------ Input records

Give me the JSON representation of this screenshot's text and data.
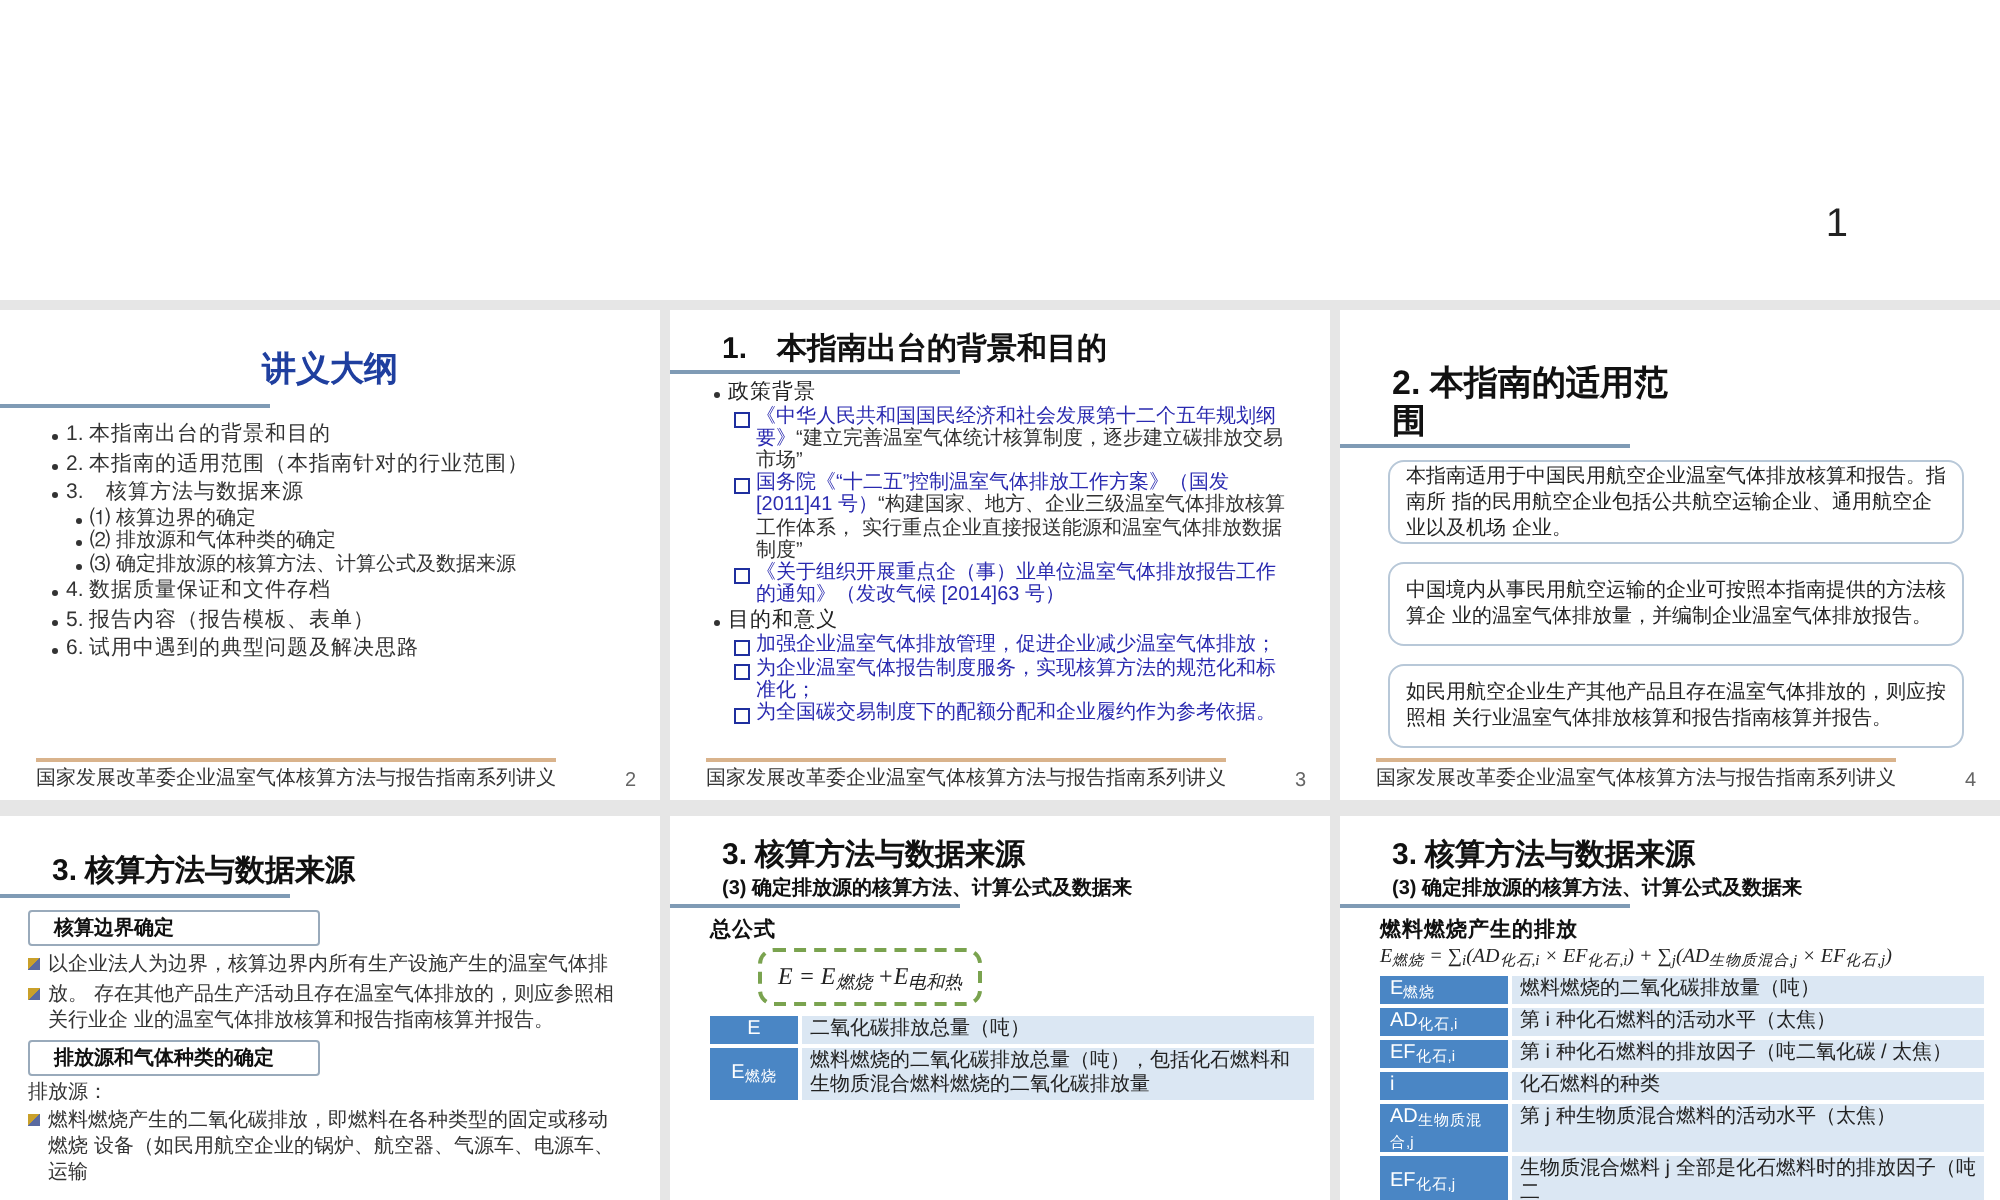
{
  "top_slide": {
    "page_number": "1"
  },
  "slides": [
    {
      "kind": "outline",
      "title": "讲义大纲",
      "items": [
        {
          "text": "1. 本指南出台的背景和目的"
        },
        {
          "text": "2. 本指南的适用范围（本指南针对的行业范围）"
        },
        {
          "text": "3.　核算方法与数据来源",
          "children": [
            {
              "text": "⑴ 核算边界的确定"
            },
            {
              "text": "⑵ 排放源和气体种类的确定"
            },
            {
              "text": "⑶ 确定排放源的核算方法、计算公式及数据来源"
            }
          ]
        },
        {
          "text": "4. 数据质量保证和文件存档"
        },
        {
          "text": "5. 报告内容（报告模板、表单）"
        },
        {
          "text": "6. 试用中遇到的典型问题及解决思路"
        }
      ],
      "footer": "国家发展改革委企业温室气体核算方法与报告指南系列讲义",
      "page_number": "2"
    },
    {
      "kind": "sections",
      "title": "1.　本指南出台的背景和目的",
      "sections": [
        {
          "heading": "政策背景",
          "items": [
            {
              "source": "《中华人民共和国国民经济和社会发展第十二个五年规划纲要》",
              "quote": "“建立完善温室气体统计核算制度，逐步建立碳排放交易市场”"
            },
            {
              "source": "国务院《“十二五”控制温室气体排放工作方案》（国发[2011]41 号）",
              "quote": "“构建国家、地方、企业三级温室气体排放核算工作体系， 实行重点企业直接报送能源和温室气体排放数据制度”"
            },
            {
              "source": "《关于组织开展重点企（事）业单位温室气体排放报告工作的通知》（发改气候 [2014]63 号）"
            }
          ]
        },
        {
          "heading": "目的和意义",
          "items": [
            {
              "source": "加强企业温室气体排放管理，促进企业减少温室气体排放；"
            },
            {
              "source": "为企业温室气体报告制度服务，实现核算方法的规范化和标准化；"
            },
            {
              "source": "为全国碳交易制度下的配额分配和企业履约作为参考依据。"
            }
          ]
        }
      ],
      "footer": "国家发展改革委企业温室气体核算方法与报告指南系列讲义",
      "page_number": "3"
    },
    {
      "kind": "boxes",
      "title": "2. 本指南的适用范围",
      "boxes": [
        "本指南适用于中国民用航空企业温室气体排放核算和报告。指南所 指的民用航空企业包括公共航空运输企业、通用航空企业以及机场 企业。",
        "中国境内从事民用航空运输的企业可按照本指南提供的方法核算企 业的温室气体排放量，并编制企业温室气体排放报告。",
        "如民用航空企业生产其他产品且存在温室气体排放的，则应按照相 关行业温室气体排放核算和报告指南核算并报告。"
      ],
      "footer": "国家发展改革委企业温室气体核算方法与报告指南系列讲义",
      "page_number": "4"
    },
    {
      "kind": "blocks",
      "title": "3. 核算方法与数据来源",
      "blocks": [
        {
          "kind": "heading",
          "text": "核算边界确定"
        },
        {
          "kind": "bullet",
          "text": "以企业法人为边界，核算边界内所有生产设施产生的温室气体排"
        },
        {
          "kind": "bullet",
          "text": "放。 存在其他产品生产活动且存在温室气体排放的，则应参照相关行业企 业的温室气体排放核算和报告指南核算并报告。"
        },
        {
          "kind": "heading",
          "text": "排放源和气体种类的确定"
        },
        {
          "kind": "plain",
          "text": "排放源："
        },
        {
          "kind": "bullet",
          "text": "燃料燃烧产生的二氧化碳排放，即燃料在各种类型的固定或移动燃烧 设备（如民用航空企业的锅炉、航空器、气源车、电源车、运输"
        }
      ]
    },
    {
      "kind": "formula",
      "title": "3. 核算方法与数据来源",
      "subtitle": "(3) 确定排放源的核算方法、计算公式及数据来",
      "label": "总公式",
      "formula": "E = E$_{燃烧}$ +E$_{电和热}$",
      "rows": [
        {
          "term": "E",
          "meaning": "二氧化碳排放总量（吨）"
        },
        {
          "term": "E$_{燃烧}$",
          "meaning": "燃料燃烧的二氧化碳排放总量（吨），包括化石燃料和生物质混合燃料燃烧的二氧化碳排放量"
        }
      ]
    },
    {
      "kind": "formula",
      "title": "3. 核算方法与数据来源",
      "subtitle": "(3) 确定排放源的核算方法、计算公式及数据来",
      "label": "燃料燃烧产生的排放",
      "formula": "E$_{燃烧}$ = ∑$_{i}$(AD$_{化石,i}$ × EF$_{化石,i}$) + ∑$_{j}$(AD$_{生物质混合,j}$ × EF$_{化石,j}$)",
      "rows": [
        {
          "term": "E$_{燃烧}$",
          "meaning": "燃料燃烧的二氧化碳排放量（吨）"
        },
        {
          "term": "AD$_{化石,i}$",
          "meaning": "第 i 种化石燃料的活动水平（太焦）"
        },
        {
          "term": "EF$_{化石,i}$",
          "meaning": "第 i 种化石燃料的排放因子（吨二氧化碳 / 太焦）"
        },
        {
          "term": "i",
          "meaning": "化石燃料的种类"
        },
        {
          "term": "AD$_{生物质混合,j}$",
          "meaning": "第 j 种生物质混合燃料的活动水平（太焦）"
        },
        {
          "term": "EF$_{化石,j}$",
          "meaning": "生物质混合燃料 j 全部是化石燃料时的排放因子（吨二"
        }
      ]
    }
  ]
}
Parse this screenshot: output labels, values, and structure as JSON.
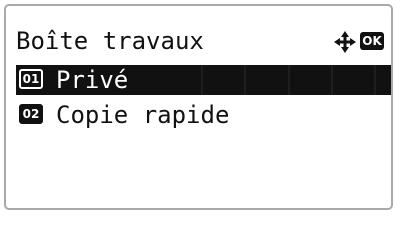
{
  "header": {
    "title": "Boîte travaux",
    "nav_icon": "four-way-arrows-icon",
    "ok_label": "OK"
  },
  "menu": {
    "items": [
      {
        "number": "01",
        "label": "Privé",
        "selected": true
      },
      {
        "number": "02",
        "label": "Copie rapide",
        "selected": false
      }
    ]
  },
  "colors": {
    "text": "#111111",
    "background": "#ffffff",
    "selection": "#111111",
    "bezel": "#a9a9a9"
  }
}
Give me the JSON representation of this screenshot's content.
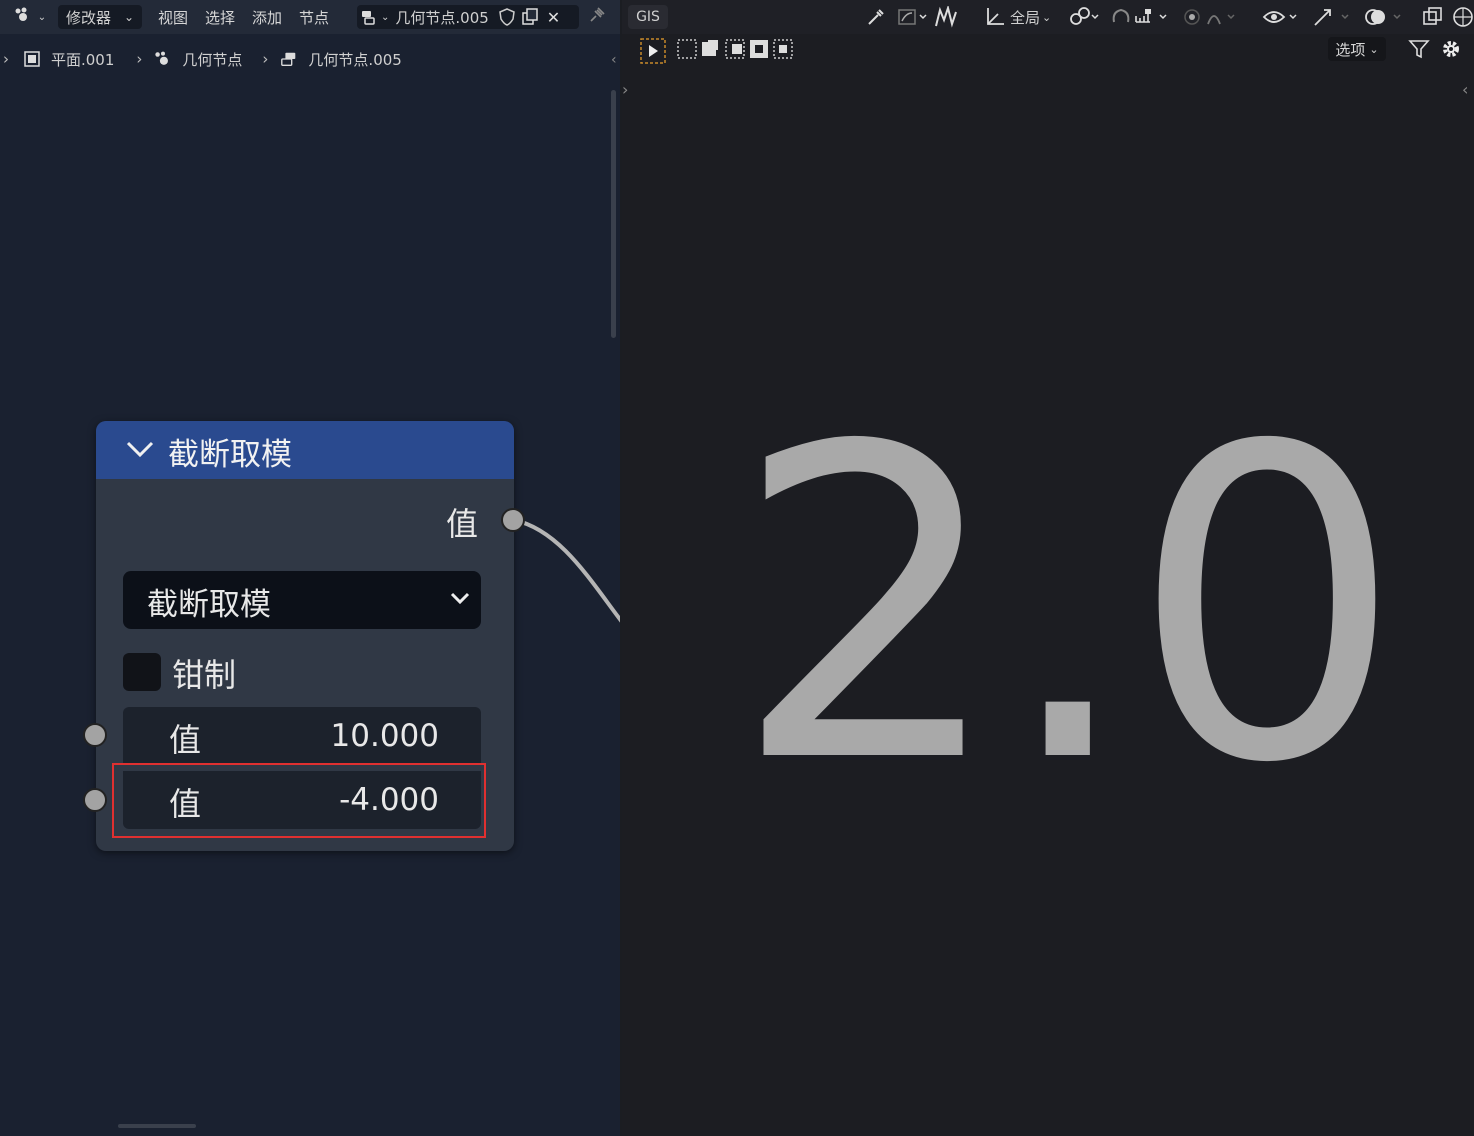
{
  "header": {
    "editor_type_icon": "node-editor-icon",
    "modifier_label": "修改器",
    "menus": [
      "视图",
      "选择",
      "添加",
      "节点"
    ],
    "node_group_name": "几何节点.005",
    "shield_icon": "fake-user-icon",
    "copy_icon": "duplicate-icon",
    "close_icon": "close-icon",
    "pin_icon": "pin-icon"
  },
  "breadcrumb": [
    "平面.001",
    "几何节点",
    "几何节点.005"
  ],
  "node": {
    "title": "截断取模",
    "output_label": "值",
    "operation": "截断取模",
    "clamp_label": "钳制",
    "inputs": [
      {
        "label": "值",
        "value": "10.000"
      },
      {
        "label": "值",
        "value": "-4.000"
      }
    ]
  },
  "viewer": {
    "gis_label": "GIS",
    "global_label": "全局",
    "options_label": "选项",
    "display_value": "2.0"
  },
  "colors": {
    "node_header": "#2a4a8f",
    "highlight": "#e03030"
  }
}
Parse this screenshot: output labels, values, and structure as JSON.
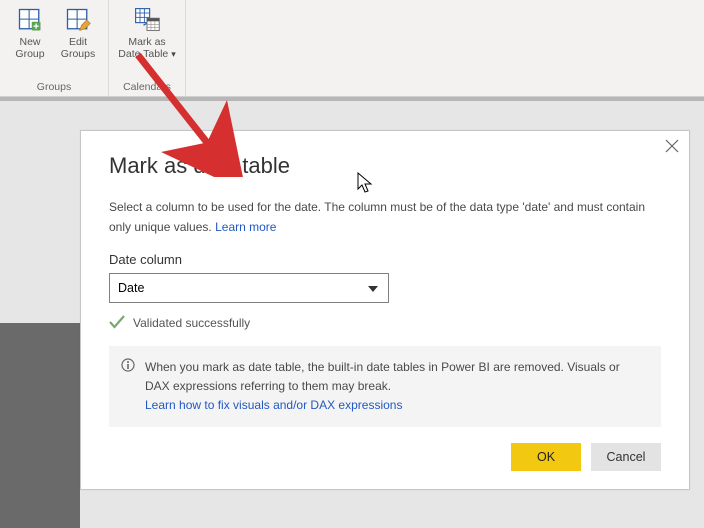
{
  "ribbon": {
    "groups": [
      {
        "name": "Groups",
        "buttons": [
          {
            "label_l1": "New",
            "label_l2": "Group"
          },
          {
            "label_l1": "Edit",
            "label_l2": "Groups"
          }
        ]
      },
      {
        "name": "Calendars",
        "buttons": [
          {
            "label_l1": "Mark as",
            "label_l2": "Date Table"
          }
        ]
      }
    ]
  },
  "dialog": {
    "title": "Mark as date table",
    "description": "Select a column to be used for the date. The column must be of the data type 'date' and must contain only unique values.",
    "learn_more": "Learn more",
    "field_label": "Date column",
    "selected_value": "Date",
    "validated_text": "Validated successfully",
    "info_text": "When you mark as date table, the built-in date tables in Power BI are removed. Visuals or DAX expressions referring to them may break.",
    "info_link": "Learn how to fix visuals and/or DAX expressions",
    "ok_label": "OK",
    "cancel_label": "Cancel"
  }
}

------------

List every line from the entries above in which "quote" appears.

              "quote": "“建立完善温室气体统计核算制度，逐步建立碳排放交易市场”"
              "quote": "“构建国家、地方、企业三级温室气体排放核算工作体系， 实行重点企业直接报送能源和温室气体排放数据制度”"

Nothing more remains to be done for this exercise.